_SOURCE MATERIAL:_
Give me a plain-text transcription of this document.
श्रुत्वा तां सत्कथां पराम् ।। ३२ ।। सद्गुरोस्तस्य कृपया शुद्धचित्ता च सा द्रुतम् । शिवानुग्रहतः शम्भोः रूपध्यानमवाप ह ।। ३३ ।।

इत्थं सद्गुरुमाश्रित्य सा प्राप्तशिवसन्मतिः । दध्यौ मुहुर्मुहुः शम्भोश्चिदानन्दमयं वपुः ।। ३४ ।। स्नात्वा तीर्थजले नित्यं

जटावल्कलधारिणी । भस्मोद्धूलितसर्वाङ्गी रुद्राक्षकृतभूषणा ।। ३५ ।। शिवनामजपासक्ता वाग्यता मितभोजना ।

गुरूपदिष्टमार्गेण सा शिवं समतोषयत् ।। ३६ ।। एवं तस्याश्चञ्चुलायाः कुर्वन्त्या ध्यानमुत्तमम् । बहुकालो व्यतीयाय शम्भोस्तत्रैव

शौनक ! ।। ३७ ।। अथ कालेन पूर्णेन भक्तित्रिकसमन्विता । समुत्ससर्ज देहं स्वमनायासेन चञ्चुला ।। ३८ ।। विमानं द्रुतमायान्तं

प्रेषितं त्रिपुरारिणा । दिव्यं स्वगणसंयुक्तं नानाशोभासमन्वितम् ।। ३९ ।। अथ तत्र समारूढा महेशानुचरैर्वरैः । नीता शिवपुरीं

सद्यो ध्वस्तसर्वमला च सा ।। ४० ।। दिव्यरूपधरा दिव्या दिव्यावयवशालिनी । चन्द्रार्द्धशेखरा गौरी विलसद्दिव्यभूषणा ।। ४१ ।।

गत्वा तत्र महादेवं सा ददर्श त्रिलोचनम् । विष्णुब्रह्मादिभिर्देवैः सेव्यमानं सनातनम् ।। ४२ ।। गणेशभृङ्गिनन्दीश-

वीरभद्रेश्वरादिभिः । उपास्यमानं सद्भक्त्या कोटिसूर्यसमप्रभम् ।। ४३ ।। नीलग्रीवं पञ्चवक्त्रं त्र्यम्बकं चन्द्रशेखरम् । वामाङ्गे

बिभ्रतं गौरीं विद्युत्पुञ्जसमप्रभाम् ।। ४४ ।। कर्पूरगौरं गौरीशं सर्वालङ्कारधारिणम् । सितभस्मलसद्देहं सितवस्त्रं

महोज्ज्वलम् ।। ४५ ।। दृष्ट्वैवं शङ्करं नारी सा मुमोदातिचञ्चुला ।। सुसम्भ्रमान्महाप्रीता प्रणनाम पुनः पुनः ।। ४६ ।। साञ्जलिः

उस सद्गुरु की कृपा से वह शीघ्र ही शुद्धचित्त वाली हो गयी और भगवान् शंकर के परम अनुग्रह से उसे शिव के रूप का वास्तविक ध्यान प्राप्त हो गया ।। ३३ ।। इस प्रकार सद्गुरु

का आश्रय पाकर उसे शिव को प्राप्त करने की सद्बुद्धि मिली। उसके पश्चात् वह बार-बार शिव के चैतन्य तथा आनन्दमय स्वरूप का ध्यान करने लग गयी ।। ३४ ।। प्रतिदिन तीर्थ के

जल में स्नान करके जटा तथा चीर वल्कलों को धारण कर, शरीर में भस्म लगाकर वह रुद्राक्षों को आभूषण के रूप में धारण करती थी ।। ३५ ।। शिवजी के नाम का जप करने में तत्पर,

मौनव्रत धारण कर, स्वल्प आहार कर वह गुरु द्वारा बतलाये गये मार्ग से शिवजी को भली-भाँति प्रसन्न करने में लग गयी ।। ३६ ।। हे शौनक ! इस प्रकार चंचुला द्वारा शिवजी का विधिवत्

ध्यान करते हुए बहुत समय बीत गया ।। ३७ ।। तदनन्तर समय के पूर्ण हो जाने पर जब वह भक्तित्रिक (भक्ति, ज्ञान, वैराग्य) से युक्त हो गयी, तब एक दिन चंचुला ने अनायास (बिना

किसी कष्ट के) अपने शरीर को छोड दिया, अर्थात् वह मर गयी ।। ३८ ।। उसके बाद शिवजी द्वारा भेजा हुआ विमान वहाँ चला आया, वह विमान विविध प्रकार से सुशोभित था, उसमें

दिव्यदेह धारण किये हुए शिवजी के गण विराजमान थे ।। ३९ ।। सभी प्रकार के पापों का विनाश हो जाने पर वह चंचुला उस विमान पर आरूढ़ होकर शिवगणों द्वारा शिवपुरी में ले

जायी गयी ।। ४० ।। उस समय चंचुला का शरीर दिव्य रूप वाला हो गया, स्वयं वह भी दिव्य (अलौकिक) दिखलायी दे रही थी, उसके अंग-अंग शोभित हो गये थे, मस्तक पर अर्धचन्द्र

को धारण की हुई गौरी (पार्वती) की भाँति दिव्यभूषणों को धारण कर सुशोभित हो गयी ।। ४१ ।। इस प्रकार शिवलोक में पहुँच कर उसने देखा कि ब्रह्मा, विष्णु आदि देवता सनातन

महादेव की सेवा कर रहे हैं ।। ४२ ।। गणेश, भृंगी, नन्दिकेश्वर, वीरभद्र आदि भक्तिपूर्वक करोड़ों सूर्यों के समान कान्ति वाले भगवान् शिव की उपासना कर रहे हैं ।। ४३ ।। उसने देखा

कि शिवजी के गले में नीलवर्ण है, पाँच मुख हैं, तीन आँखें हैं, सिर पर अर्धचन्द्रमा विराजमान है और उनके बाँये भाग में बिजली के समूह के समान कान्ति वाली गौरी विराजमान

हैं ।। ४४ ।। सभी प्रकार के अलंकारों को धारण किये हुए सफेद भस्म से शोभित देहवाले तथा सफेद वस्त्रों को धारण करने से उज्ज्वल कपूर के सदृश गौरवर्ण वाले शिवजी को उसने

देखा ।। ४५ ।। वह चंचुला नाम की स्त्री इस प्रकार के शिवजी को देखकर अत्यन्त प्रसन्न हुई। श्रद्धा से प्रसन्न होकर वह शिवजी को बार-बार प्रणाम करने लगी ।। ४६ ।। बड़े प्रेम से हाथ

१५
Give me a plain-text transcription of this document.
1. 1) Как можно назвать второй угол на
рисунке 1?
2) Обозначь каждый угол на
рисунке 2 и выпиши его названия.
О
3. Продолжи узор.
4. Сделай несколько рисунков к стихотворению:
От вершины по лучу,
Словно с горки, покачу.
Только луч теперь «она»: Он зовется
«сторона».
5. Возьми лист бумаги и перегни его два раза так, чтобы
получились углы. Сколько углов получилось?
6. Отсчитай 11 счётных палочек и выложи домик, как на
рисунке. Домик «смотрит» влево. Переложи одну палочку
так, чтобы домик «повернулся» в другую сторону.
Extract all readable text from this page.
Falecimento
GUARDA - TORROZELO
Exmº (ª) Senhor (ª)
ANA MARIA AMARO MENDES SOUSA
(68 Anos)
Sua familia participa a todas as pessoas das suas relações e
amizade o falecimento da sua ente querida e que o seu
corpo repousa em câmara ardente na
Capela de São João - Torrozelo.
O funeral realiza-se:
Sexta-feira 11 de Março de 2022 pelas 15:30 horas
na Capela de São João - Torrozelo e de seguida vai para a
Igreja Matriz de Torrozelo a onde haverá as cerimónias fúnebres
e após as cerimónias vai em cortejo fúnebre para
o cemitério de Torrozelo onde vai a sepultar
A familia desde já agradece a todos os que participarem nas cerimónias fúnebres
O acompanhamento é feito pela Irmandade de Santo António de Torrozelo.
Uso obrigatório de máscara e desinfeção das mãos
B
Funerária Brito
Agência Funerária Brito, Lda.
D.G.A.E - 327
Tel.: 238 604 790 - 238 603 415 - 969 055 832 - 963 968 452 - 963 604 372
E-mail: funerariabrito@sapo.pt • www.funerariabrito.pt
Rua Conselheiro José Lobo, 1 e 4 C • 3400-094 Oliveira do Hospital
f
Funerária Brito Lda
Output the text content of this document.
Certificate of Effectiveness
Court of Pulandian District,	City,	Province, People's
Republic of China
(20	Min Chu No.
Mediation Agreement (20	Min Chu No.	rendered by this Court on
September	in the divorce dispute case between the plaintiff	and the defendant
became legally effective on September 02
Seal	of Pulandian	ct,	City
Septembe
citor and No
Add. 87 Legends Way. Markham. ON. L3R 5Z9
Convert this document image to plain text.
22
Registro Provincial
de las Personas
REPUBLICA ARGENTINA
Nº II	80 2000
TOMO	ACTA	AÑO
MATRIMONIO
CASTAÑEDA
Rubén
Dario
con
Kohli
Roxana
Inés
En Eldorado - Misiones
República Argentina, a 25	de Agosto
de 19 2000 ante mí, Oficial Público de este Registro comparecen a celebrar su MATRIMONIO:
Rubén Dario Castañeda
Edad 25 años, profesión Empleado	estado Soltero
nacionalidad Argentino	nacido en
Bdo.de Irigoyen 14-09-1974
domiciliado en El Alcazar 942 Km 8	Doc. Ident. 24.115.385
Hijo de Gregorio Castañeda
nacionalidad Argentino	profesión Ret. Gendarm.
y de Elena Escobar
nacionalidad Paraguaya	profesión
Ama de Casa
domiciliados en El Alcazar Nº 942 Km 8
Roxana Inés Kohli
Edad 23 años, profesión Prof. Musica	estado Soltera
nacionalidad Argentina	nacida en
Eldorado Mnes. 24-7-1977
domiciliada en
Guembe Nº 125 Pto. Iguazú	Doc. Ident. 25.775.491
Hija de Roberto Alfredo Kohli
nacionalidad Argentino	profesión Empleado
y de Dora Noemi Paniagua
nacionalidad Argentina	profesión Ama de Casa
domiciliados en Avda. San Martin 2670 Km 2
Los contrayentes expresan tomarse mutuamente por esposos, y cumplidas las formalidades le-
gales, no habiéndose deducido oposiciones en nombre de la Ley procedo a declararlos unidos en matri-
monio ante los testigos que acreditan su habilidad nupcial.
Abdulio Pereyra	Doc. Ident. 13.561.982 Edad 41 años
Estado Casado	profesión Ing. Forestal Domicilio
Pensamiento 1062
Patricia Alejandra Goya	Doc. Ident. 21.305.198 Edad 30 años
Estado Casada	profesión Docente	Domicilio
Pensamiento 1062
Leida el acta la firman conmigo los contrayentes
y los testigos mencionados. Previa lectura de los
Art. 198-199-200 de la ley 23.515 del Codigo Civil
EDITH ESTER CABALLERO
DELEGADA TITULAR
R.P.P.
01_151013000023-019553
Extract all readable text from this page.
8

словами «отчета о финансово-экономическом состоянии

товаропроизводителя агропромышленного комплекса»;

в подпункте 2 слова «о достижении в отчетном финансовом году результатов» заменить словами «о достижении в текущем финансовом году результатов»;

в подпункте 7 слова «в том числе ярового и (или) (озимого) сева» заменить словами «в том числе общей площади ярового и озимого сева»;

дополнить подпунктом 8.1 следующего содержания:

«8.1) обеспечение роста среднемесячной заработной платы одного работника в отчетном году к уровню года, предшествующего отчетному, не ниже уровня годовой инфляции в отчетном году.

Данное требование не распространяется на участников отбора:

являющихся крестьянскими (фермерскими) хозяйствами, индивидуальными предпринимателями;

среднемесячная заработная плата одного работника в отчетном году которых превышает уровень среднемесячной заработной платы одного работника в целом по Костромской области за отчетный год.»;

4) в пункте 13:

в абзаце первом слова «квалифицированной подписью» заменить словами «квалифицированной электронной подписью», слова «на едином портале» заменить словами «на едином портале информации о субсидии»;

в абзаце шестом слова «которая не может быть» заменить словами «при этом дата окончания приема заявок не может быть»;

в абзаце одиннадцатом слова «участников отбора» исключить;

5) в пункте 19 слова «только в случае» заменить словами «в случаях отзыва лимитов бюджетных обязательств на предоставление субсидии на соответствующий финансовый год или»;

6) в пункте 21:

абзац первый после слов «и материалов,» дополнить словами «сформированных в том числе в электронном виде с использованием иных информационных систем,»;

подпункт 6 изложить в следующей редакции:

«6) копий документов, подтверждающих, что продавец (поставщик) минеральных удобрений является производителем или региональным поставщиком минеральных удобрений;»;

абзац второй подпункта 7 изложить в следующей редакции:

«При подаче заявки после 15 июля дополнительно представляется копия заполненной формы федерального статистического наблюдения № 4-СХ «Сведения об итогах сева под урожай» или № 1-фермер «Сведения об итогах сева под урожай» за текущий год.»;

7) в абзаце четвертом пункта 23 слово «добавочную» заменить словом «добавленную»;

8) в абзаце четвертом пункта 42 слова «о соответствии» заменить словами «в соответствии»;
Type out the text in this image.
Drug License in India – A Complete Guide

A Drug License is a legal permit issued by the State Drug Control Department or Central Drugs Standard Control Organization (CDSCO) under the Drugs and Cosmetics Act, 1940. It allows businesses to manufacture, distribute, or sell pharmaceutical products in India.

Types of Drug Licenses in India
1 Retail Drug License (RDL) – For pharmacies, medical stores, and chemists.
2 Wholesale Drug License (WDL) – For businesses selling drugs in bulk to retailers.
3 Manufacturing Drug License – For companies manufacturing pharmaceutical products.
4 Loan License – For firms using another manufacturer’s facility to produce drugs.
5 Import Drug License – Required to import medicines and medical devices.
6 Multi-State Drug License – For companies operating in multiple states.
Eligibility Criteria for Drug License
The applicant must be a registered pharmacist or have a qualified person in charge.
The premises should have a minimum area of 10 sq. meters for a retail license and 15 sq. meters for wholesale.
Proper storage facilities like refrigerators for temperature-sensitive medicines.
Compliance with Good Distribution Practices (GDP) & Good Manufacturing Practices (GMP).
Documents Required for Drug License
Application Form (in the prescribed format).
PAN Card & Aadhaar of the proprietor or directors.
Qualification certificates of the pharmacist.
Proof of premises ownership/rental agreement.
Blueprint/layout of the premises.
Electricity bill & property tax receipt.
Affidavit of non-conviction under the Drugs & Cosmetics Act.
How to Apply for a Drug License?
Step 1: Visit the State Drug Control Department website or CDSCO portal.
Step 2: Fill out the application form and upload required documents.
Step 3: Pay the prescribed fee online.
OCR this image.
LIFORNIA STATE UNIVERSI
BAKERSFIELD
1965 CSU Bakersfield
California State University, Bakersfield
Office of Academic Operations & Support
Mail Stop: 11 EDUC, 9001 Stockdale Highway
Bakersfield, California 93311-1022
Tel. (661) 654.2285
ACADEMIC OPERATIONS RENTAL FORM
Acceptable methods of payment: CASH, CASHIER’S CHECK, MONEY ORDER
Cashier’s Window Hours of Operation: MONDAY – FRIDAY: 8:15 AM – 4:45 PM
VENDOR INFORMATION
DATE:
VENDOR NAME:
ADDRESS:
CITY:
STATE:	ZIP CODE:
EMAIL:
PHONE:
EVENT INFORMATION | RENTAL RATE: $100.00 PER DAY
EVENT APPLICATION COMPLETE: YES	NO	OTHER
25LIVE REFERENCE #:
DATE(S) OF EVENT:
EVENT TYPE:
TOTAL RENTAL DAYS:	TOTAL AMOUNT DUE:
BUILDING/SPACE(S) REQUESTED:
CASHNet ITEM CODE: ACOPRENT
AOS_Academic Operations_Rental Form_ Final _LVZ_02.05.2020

_GOAL OF THE EXERCISE:_ Read the data above. Pull out each line in which the string "años" appears.

_EXERCISE SOLUTION:_
Edad 25 años, profesión Empleado	estado Soltero
Edad 23 años, profesión Prof. Musica	estado Soltera
Abdulio Pereyra	Doc. Ident. 13.561.982 Edad 41 años
Patricia Alejandra Goya	Doc. Ident. 21.305.198 Edad 30 años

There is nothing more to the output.